Task directions: Output all the entries word for word. Omit the pictures.

[Figure data in JSON]
=======
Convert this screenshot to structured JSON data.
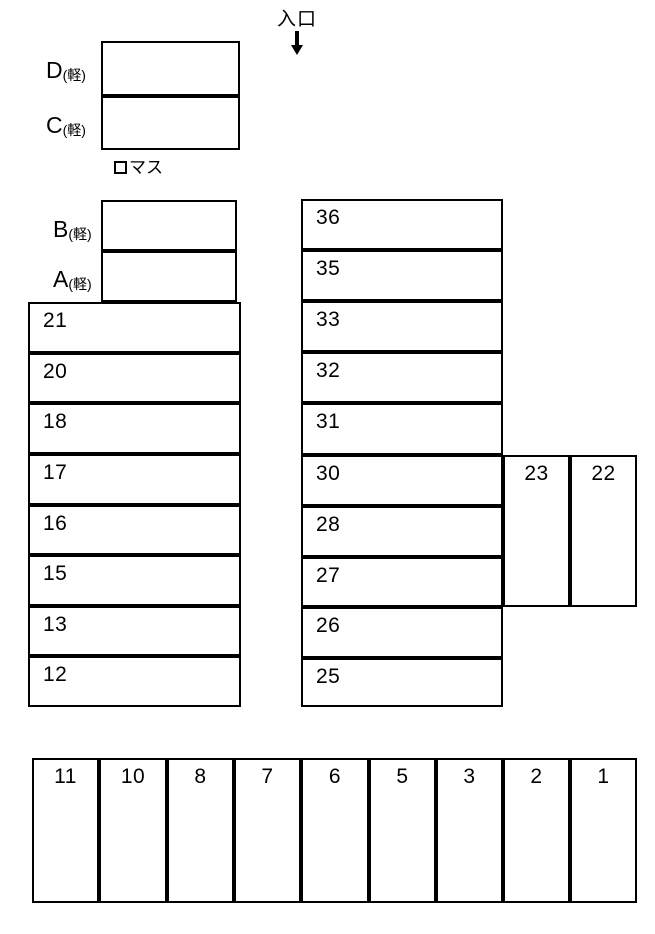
{
  "diagram": {
    "title": "parking-lot-layout",
    "entrance": {
      "label": "入口",
      "arrow": "↓",
      "arrow_icon_name": "down-arrow-icon"
    },
    "legend": {
      "symbol": "□",
      "text": "マス"
    },
    "kei_suffix": "(軽)",
    "groups": {
      "top_left": {
        "name": "dc-block",
        "stalls": [
          {
            "label": "D",
            "kei": "(軽)",
            "side_label": true
          },
          {
            "label": "C",
            "kei": "(軽)",
            "side_label": true
          }
        ]
      },
      "mid_left_ba": {
        "name": "ba-block",
        "stalls": [
          {
            "label": "B",
            "kei": "(軽)",
            "side_label": true
          },
          {
            "label": "A",
            "kei": "(軽)",
            "side_label": true
          }
        ]
      },
      "left_column": {
        "name": "left-numbered-column",
        "stalls": [
          "21",
          "20",
          "18",
          "17",
          "16",
          "15",
          "13",
          "12"
        ]
      },
      "right_column": {
        "name": "right-numbered-column",
        "stalls": [
          "36",
          "35",
          "33",
          "32",
          "31",
          "30",
          "28",
          "27",
          "26",
          "25"
        ]
      },
      "far_right": {
        "name": "far-right-block",
        "stalls": [
          "23",
          "22"
        ]
      },
      "bottom_row": {
        "name": "bottom-numbered-row",
        "stalls": [
          "11",
          "10",
          "8",
          "7",
          "6",
          "5",
          "3",
          "2",
          "1"
        ]
      }
    },
    "colors": {
      "line": "#000000",
      "fill": "#ffffff",
      "text": "#000000"
    }
  }
}
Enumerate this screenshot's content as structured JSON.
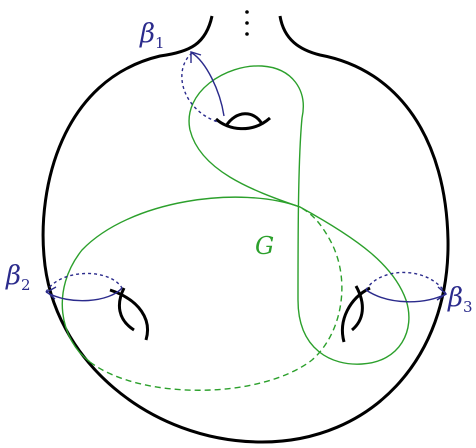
{
  "labels": {
    "beta_symbol": "β",
    "beta1_sub": "1",
    "beta2_sub": "2",
    "beta3_sub": "3",
    "graph_label": "G"
  },
  "colors": {
    "surface": "#000000",
    "curves": "#2b2b8c",
    "graph": "#2ca02c"
  },
  "ellipsis": "⋮"
}
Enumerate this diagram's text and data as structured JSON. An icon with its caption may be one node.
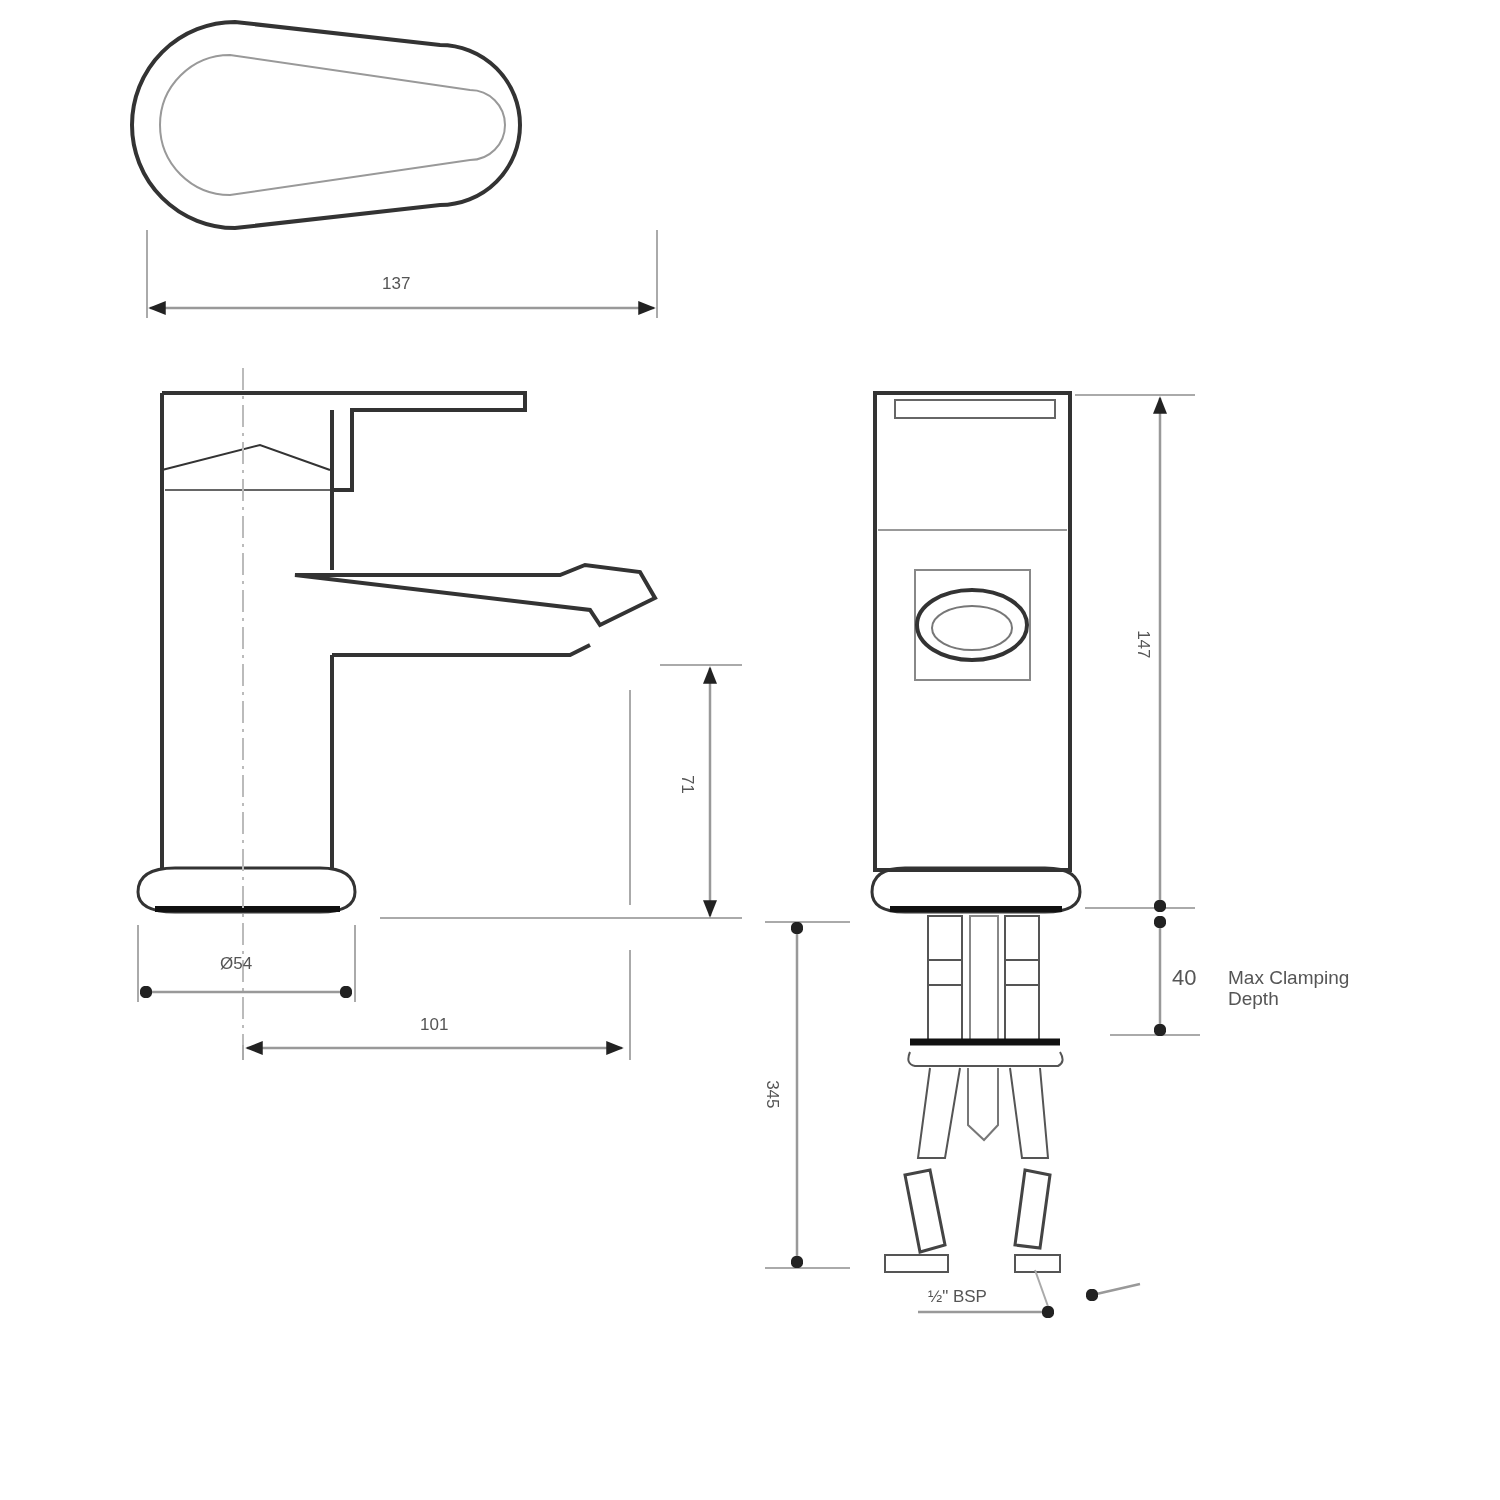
{
  "diagram": {
    "labels": [
      "137",
      "147",
      "71",
      "Ø54",
      "101",
      "40",
      "Max Clamping Depth",
      "345",
      "½\" BSP"
    ]
  }
}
=======
Response:
Convert this screenshot to structured JSON data.
{
  "diagram": {
    "title": "parking-lot-layout",
    "entrance": {
      "label": "入口",
      "arrow": "↓",
      "arrow_icon_name": "down-arrow-icon"
    },
    "legend": {
      "symbol": "□",
      "text": "マス"
    },
    "kei_suffix": "(軽)",
    "groups": {
      "top_left": {
        "name": "dc-block",
        "stalls": [
          {
            "label": "D",
            "kei": "(軽)",
            "side_label": true
          },
          {
            "label": "C",
            "kei": "(軽)",
            "side_label": true
          }
        ]
      },
      "mid_left_ba": {
        "name": "ba-block",
        "stalls": [
          {
            "label": "B",
            "kei": "(軽)",
            "side_label": true
          },
          {
            "label": "A",
            "kei": "(軽)",
            "side_label": true
          }
        ]
      },
      "left_column": {
        "name": "left-numbered-column",
        "stalls": [
          "21",
          "20",
          "18",
          "17",
          "16",
          "15",
          "13",
          "12"
        ]
      },
      "right_column": {
        "name": "right-numbered-column",
        "stalls": [
          "36",
          "35",
          "33",
          "32",
          "31",
          "30",
          "28",
          "27",
          "26",
          "25"
        ]
      },
      "far_right": {
        "name": "far-right-block",
        "stalls": [
          "23",
          "22"
        ]
      },
      "bottom_row": {
        "name": "bottom-numbered-row",
        "stalls": [
          "11",
          "10",
          "8",
          "7",
          "6",
          "5",
          "3",
          "2",
          "1"
        ]
      }
    },
    "colors": {
      "line": "#000000",
      "fill": "#ffffff",
      "text": "#000000"
    }
  }
}
Enumerate this screenshot's content as structured JSON.
{
  "labels": {
    "beta_symbol": "β",
    "beta1_sub": "1",
    "beta2_sub": "2",
    "beta3_sub": "3",
    "graph_label": "G"
  },
  "colors": {
    "surface": "#000000",
    "curves": "#2b2b8c",
    "graph": "#2ca02c"
  },
  "ellipsis": "⋮"
}
Enumerate this diagram's text and data as structured JSON. An icon with its caption may be one node.
{
  "diagram": {
    "labels": [
      "137",
      "147",
      "71",
      "Ø54",
      "101",
      "40",
      "Max Clamping Depth",
      "345",
      "½\" BSP"
    ]
  }
}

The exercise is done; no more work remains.